> Exercise description:
Copy all lines below exactly as written. Leave pictures out.

> Task material:
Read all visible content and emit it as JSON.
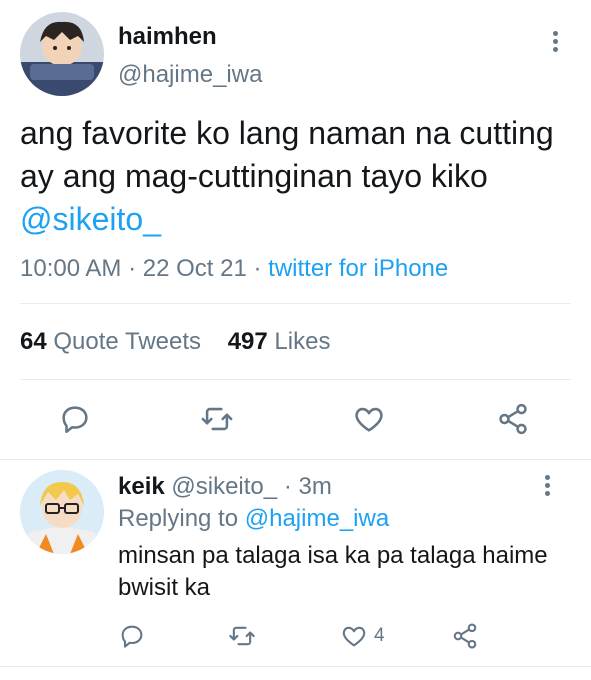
{
  "tweet": {
    "display_name": "haimhen",
    "handle": "@hajime_iwa",
    "text_before": "ang favorite ko lang naman na cutting ay ang mag-cuttinginan tayo kiko ",
    "mention": "@sikeito_",
    "time": "10:00 AM",
    "date": "22 Oct 21",
    "separator": "·",
    "source": "twitter for iPhone",
    "quote_tweets_count": "64",
    "quote_tweets_label": "Quote Tweets",
    "likes_count": "497",
    "likes_label": "Likes",
    "actions": [
      "reply-icon",
      "retweet-icon",
      "like-icon",
      "share-icon"
    ]
  },
  "reply": {
    "display_name": "keik",
    "handle": "@sikeito_",
    "separator": "·",
    "age": "3m",
    "replying_label": "Replying to",
    "replying_to": "@hajime_iwa",
    "text": "minsan pa talaga isa ka pa talaga haime bwisit ka",
    "like_count": "4",
    "actions": [
      "reply-icon",
      "retweet-icon",
      "like-icon",
      "share-icon"
    ]
  },
  "colors": {
    "accent": "#1da1f2",
    "secondary_text": "#657786",
    "primary_text": "#14171a",
    "divider": "#e6ecf0"
  }
}
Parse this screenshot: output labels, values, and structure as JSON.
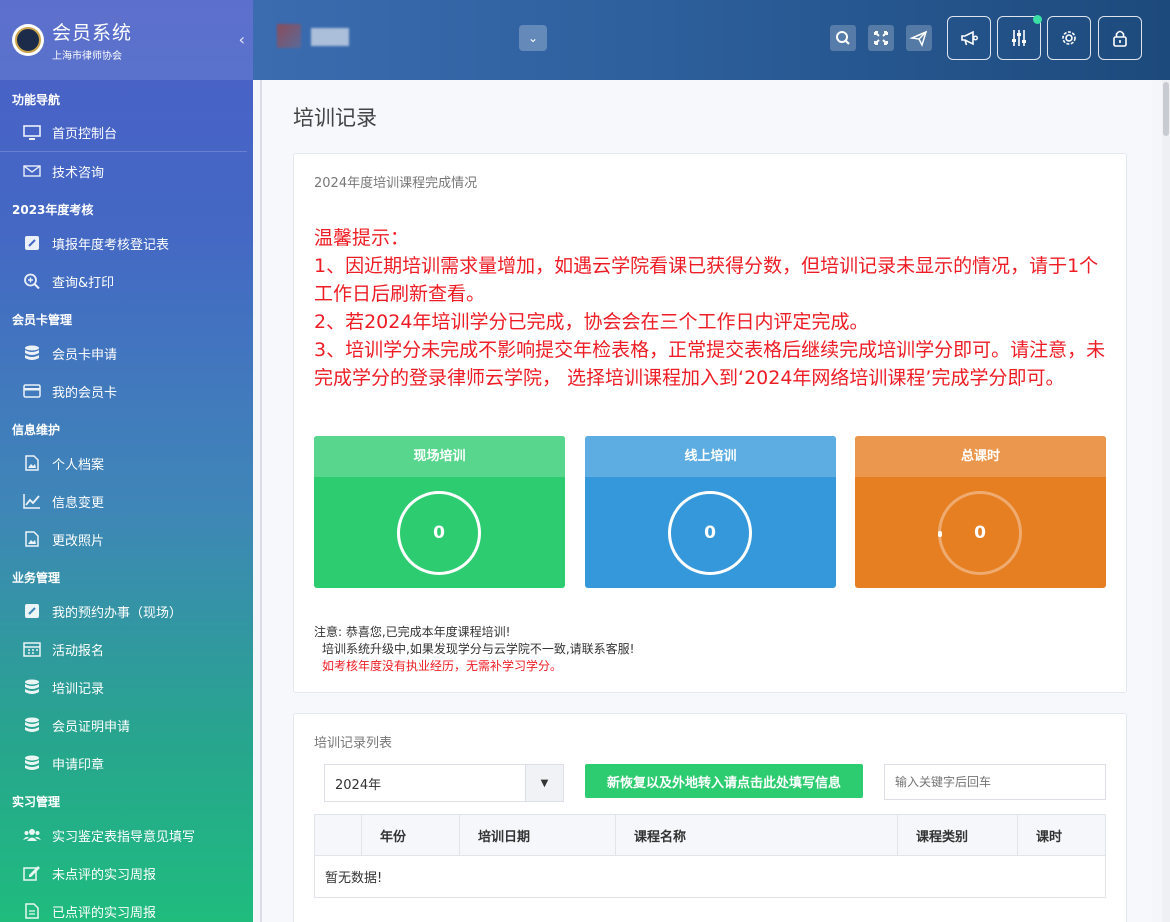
{
  "brand": {
    "title": "会员系统",
    "subtitle": "上海市律师协会"
  },
  "nav": {
    "group1": "功能导航",
    "item_dashboard": "首页控制台",
    "item_consult": "技术咨询",
    "group2": "2023年度考核",
    "item_fill": "填报年度考核登记表",
    "item_query": "查询&打印",
    "group3": "会员卡管理",
    "item_card_apply": "会员卡申请",
    "item_my_card": "我的会员卡",
    "group4": "信息维护",
    "item_profile": "个人档案",
    "item_change": "信息变更",
    "item_photo": "更改照片",
    "group5": "业务管理",
    "item_appoint": "我的预约办事（现场）",
    "item_activity": "活动报名",
    "item_training": "培训记录",
    "item_cert": "会员证明申请",
    "item_seal": "申请印章",
    "group6": "实习管理",
    "item_intern1": "实习鉴定表指导意见填写",
    "item_intern2": "未点评的实习周报",
    "item_intern3": "已点评的实习周报"
  },
  "page": {
    "title": "培训记录"
  },
  "summary": {
    "title": "2024年度培训课程完成情况",
    "notice_head": "温馨提示：",
    "notice_1": "1、因近期培训需求量增加，如遇云学院看课已获得分数，但培训记录未显示的情况，请于1个工作日后刷新查看。",
    "notice_2": "2、若2024年培训学分已完成，协会会在三个工作日内评定完成。",
    "notice_3": "3、培训学分未完成不影响提交年检表格，正常提交表格后继续完成培训学分即可。请注意，未完成学分的登录律师云学院， 选择培训课程加入到‘2024年网络培训课程’完成学分即可。",
    "stats": [
      {
        "label": "现场培训",
        "value": "0"
      },
      {
        "label": "线上培训",
        "value": "0"
      },
      {
        "label": "总课时",
        "value": "0"
      }
    ],
    "note_1": "注意: 恭喜您,已完成本年度课程培训!",
    "note_2": "培训系统升级中,如果发现学分与云学院不一致,请联系客服!",
    "note_3": "如考核年度没有执业经历，无需补学习学分。"
  },
  "records": {
    "title": "培训记录列表",
    "year_select": "2024年",
    "fill_button": "新恢复以及外地转入请点击此处填写信息",
    "search_placeholder": "输入关键字后回车",
    "columns": [
      "",
      "年份",
      "培训日期",
      "课程名称",
      "课程类别",
      "课时"
    ],
    "empty": "暂无数据!"
  }
}
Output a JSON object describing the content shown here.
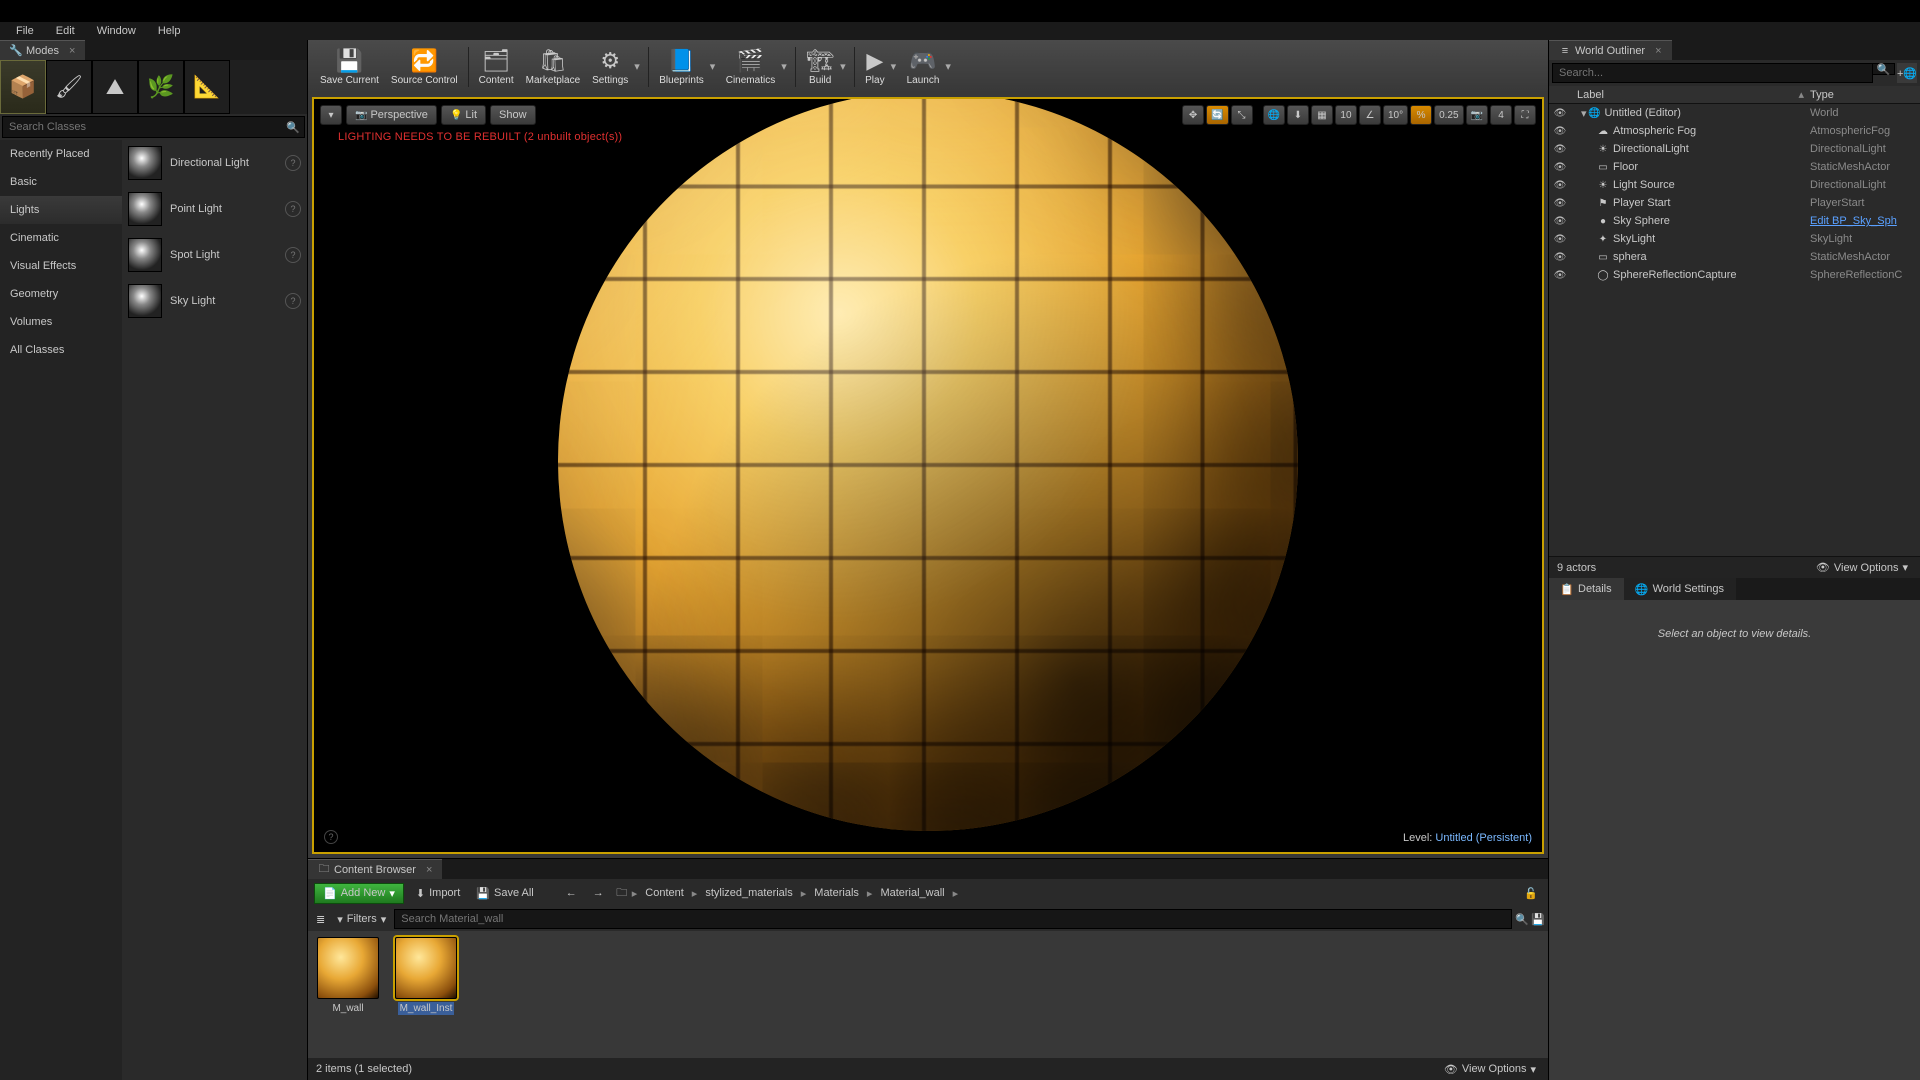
{
  "menu": {
    "file": "File",
    "edit": "Edit",
    "window": "Window",
    "help": "Help"
  },
  "modes": {
    "tab": "Modes",
    "search_ph": "Search Classes",
    "categories": [
      "Recently Placed",
      "Basic",
      "Lights",
      "Cinematic",
      "Visual Effects",
      "Geometry",
      "Volumes",
      "All Classes"
    ],
    "cat_selected": 2,
    "lights": [
      "Directional Light",
      "Point Light",
      "Spot Light",
      "Sky Light"
    ]
  },
  "toolbar": {
    "save": "Save Current",
    "source": "Source Control",
    "content": "Content",
    "market": "Marketplace",
    "settings": "Settings",
    "blueprints": "Blueprints",
    "cinematics": "Cinematics",
    "build": "Build",
    "play": "Play",
    "launch": "Launch"
  },
  "viewport": {
    "perspective": "Perspective",
    "lit": "Lit",
    "show": "Show",
    "warn": "LIGHTING NEEDS TO BE REBUILT (2 unbuilt object(s))",
    "snap_t": "10",
    "snap_r": "10°",
    "snap_s": "0.25",
    "cam": "4",
    "level_pre": "Level:",
    "level": "Untitled (Persistent)"
  },
  "outliner": {
    "tab": "World Outliner",
    "search_ph": "Search...",
    "col_label": "Label",
    "col_type": "Type",
    "rows": [
      {
        "indent": 0,
        "name": "Untitled (Editor)",
        "type": "World",
        "link": false,
        "icon": "🌐"
      },
      {
        "indent": 1,
        "name": "Atmospheric Fog",
        "type": "AtmosphericFog",
        "link": false,
        "icon": "☁"
      },
      {
        "indent": 1,
        "name": "DirectionalLight",
        "type": "DirectionalLight",
        "link": false,
        "icon": "☀"
      },
      {
        "indent": 1,
        "name": "Floor",
        "type": "StaticMeshActor",
        "link": false,
        "icon": "▭"
      },
      {
        "indent": 1,
        "name": "Light Source",
        "type": "DirectionalLight",
        "link": false,
        "icon": "☀"
      },
      {
        "indent": 1,
        "name": "Player Start",
        "type": "PlayerStart",
        "link": false,
        "icon": "⚑"
      },
      {
        "indent": 1,
        "name": "Sky Sphere",
        "type": "Edit BP_Sky_Sph",
        "link": true,
        "icon": "●"
      },
      {
        "indent": 1,
        "name": "SkyLight",
        "type": "SkyLight",
        "link": false,
        "icon": "✦"
      },
      {
        "indent": 1,
        "name": "sphera",
        "type": "StaticMeshActor",
        "link": false,
        "icon": "▭"
      },
      {
        "indent": 1,
        "name": "SphereReflectionCapture",
        "type": "SphereReflectionC",
        "link": false,
        "icon": "◯"
      }
    ],
    "count": "9 actors",
    "view_opts": "View Options"
  },
  "details": {
    "tab1": "Details",
    "tab2": "World Settings",
    "empty": "Select an object to view details."
  },
  "cb": {
    "tab": "Content Browser",
    "add": "Add New",
    "import": "Import",
    "saveall": "Save All",
    "crumbs": [
      "Content",
      "stylized_materials",
      "Materials",
      "Material_wall"
    ],
    "filters": "Filters",
    "search_ph": "Search Material_wall",
    "assets": [
      {
        "name": "M_wall",
        "sel": false
      },
      {
        "name": "M_wall_Inst",
        "sel": true
      }
    ],
    "status": "2 items (1 selected)",
    "view_opts": "View Options"
  }
}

> Exercise response:
Read all visible content and emit it as JSON.
{
  "tweet": {
    "display_name": "haimhen",
    "handle": "@hajime_iwa",
    "text_before": "ang favorite ko lang naman na cutting ay ang mag-cuttinginan tayo kiko ",
    "mention": "@sikeito_",
    "time": "10:00 AM",
    "date": "22 Oct 21",
    "separator": "·",
    "source": "twitter for iPhone",
    "quote_tweets_count": "64",
    "quote_tweets_label": "Quote Tweets",
    "likes_count": "497",
    "likes_label": "Likes",
    "actions": [
      "reply-icon",
      "retweet-icon",
      "like-icon",
      "share-icon"
    ]
  },
  "reply": {
    "display_name": "keik",
    "handle": "@sikeito_",
    "separator": "·",
    "age": "3m",
    "replying_label": "Replying to",
    "replying_to": "@hajime_iwa",
    "text": "minsan pa talaga isa ka pa talaga haime bwisit ka",
    "like_count": "4",
    "actions": [
      "reply-icon",
      "retweet-icon",
      "like-icon",
      "share-icon"
    ]
  },
  "colors": {
    "accent": "#1da1f2",
    "secondary_text": "#657786",
    "primary_text": "#14171a",
    "divider": "#e6ecf0"
  }
}
Parse this screenshot: output labels, values, and structure as JSON.
{
  "brand": {
    "title": "会员系统",
    "subtitle": "上海市律师协会"
  },
  "nav": {
    "group1": "功能导航",
    "item_dashboard": "首页控制台",
    "item_consult": "技术咨询",
    "group2": "2023年度考核",
    "item_fill": "填报年度考核登记表",
    "item_query": "查询&打印",
    "group3": "会员卡管理",
    "item_card_apply": "会员卡申请",
    "item_my_card": "我的会员卡",
    "group4": "信息维护",
    "item_profile": "个人档案",
    "item_change": "信息变更",
    "item_photo": "更改照片",
    "group5": "业务管理",
    "item_appoint": "我的预约办事（现场）",
    "item_activity": "活动报名",
    "item_training": "培训记录",
    "item_cert": "会员证明申请",
    "item_seal": "申请印章",
    "group6": "实习管理",
    "item_intern1": "实习鉴定表指导意见填写",
    "item_intern2": "未点评的实习周报",
    "item_intern3": "已点评的实习周报"
  },
  "page": {
    "title": "培训记录"
  },
  "summary": {
    "title": "2024年度培训课程完成情况",
    "notice_head": "温馨提示：",
    "notice_1": "1、因近期培训需求量增加，如遇云学院看课已获得分数，但培训记录未显示的情况，请于1个工作日后刷新查看。",
    "notice_2": "2、若2024年培训学分已完成，协会会在三个工作日内评定完成。",
    "notice_3": "3、培训学分未完成不影响提交年检表格，正常提交表格后继续完成培训学分即可。请注意，未完成学分的登录律师云学院， 选择培训课程加入到‘2024年网络培训课程’完成学分即可。",
    "stats": [
      {
        "label": "现场培训",
        "value": "0"
      },
      {
        "label": "线上培训",
        "value": "0"
      },
      {
        "label": "总课时",
        "value": "0"
      }
    ],
    "note_1": "注意: 恭喜您,已完成本年度课程培训!",
    "note_2": "培训系统升级中,如果发现学分与云学院不一致,请联系客服!",
    "note_3": "如考核年度没有执业经历，无需补学习学分。"
  },
  "records": {
    "title": "培训记录列表",
    "year_select": "2024年",
    "fill_button": "新恢复以及外地转入请点击此处填写信息",
    "search_placeholder": "输入关键字后回车",
    "columns": [
      "",
      "年份",
      "培训日期",
      "课程名称",
      "课程类别",
      "课时"
    ],
    "empty": "暂无数据!"
  }
}
Output a JSON object describing the content shown here.
{
  "menu": {
    "file": "File",
    "edit": "Edit",
    "window": "Window",
    "help": "Help"
  },
  "modes": {
    "tab": "Modes",
    "search_ph": "Search Classes",
    "categories": [
      "Recently Placed",
      "Basic",
      "Lights",
      "Cinematic",
      "Visual Effects",
      "Geometry",
      "Volumes",
      "All Classes"
    ],
    "cat_selected": 2,
    "lights": [
      "Directional Light",
      "Point Light",
      "Spot Light",
      "Sky Light"
    ]
  },
  "toolbar": {
    "save": "Save Current",
    "source": "Source Control",
    "content": "Content",
    "market": "Marketplace",
    "settings": "Settings",
    "blueprints": "Blueprints",
    "cinematics": "Cinematics",
    "build": "Build",
    "play": "Play",
    "launch": "Launch"
  },
  "viewport": {
    "perspective": "Perspective",
    "lit": "Lit",
    "show": "Show",
    "warn": "LIGHTING NEEDS TO BE REBUILT (2 unbuilt object(s))",
    "snap_t": "10",
    "snap_r": "10°",
    "snap_s": "0.25",
    "cam": "4",
    "level_pre": "Level:",
    "level": "Untitled (Persistent)"
  },
  "outliner": {
    "tab": "World Outliner",
    "search_ph": "Search...",
    "col_label": "Label",
    "col_type": "Type",
    "rows": [
      {
        "indent": 0,
        "name": "Untitled (Editor)",
        "type": "World",
        "link": false,
        "icon": "🌐"
      },
      {
        "indent": 1,
        "name": "Atmospheric Fog",
        "type": "AtmosphericFog",
        "link": false,
        "icon": "☁"
      },
      {
        "indent": 1,
        "name": "DirectionalLight",
        "type": "DirectionalLight",
        "link": false,
        "icon": "☀"
      },
      {
        "indent": 1,
        "name": "Floor",
        "type": "StaticMeshActor",
        "link": false,
        "icon": "▭"
      },
      {
        "indent": 1,
        "name": "Light Source",
        "type": "DirectionalLight",
        "link": false,
        "icon": "☀"
      },
      {
        "indent": 1,
        "name": "Player Start",
        "type": "PlayerStart",
        "link": false,
        "icon": "⚑"
      },
      {
        "indent": 1,
        "name": "Sky Sphere",
        "type": "Edit BP_Sky_Sph",
        "link": true,
        "icon": "●"
      },
      {
        "indent": 1,
        "name": "SkyLight",
        "type": "SkyLight",
        "link": false,
        "icon": "✦"
      },
      {
        "indent": 1,
        "name": "sphera",
        "type": "StaticMeshActor",
        "link": false,
        "icon": "▭"
      },
      {
        "indent": 1,
        "name": "SphereReflectionCapture",
        "type": "SphereReflectionC",
        "link": false,
        "icon": "◯"
      }
    ],
    "count": "9 actors",
    "view_opts": "View Options"
  },
  "details": {
    "tab1": "Details",
    "tab2": "World Settings",
    "empty": "Select an object to view details."
  },
  "cb": {
    "tab": "Content Browser",
    "add": "Add New",
    "import": "Import",
    "saveall": "Save All",
    "crumbs": [
      "Content",
      "stylized_materials",
      "Materials",
      "Material_wall"
    ],
    "filters": "Filters",
    "search_ph": "Search Material_wall",
    "assets": [
      {
        "name": "M_wall",
        "sel": false
      },
      {
        "name": "M_wall_Inst",
        "sel": true
      }
    ],
    "status": "2 items (1 selected)",
    "view_opts": "View Options"
  }
}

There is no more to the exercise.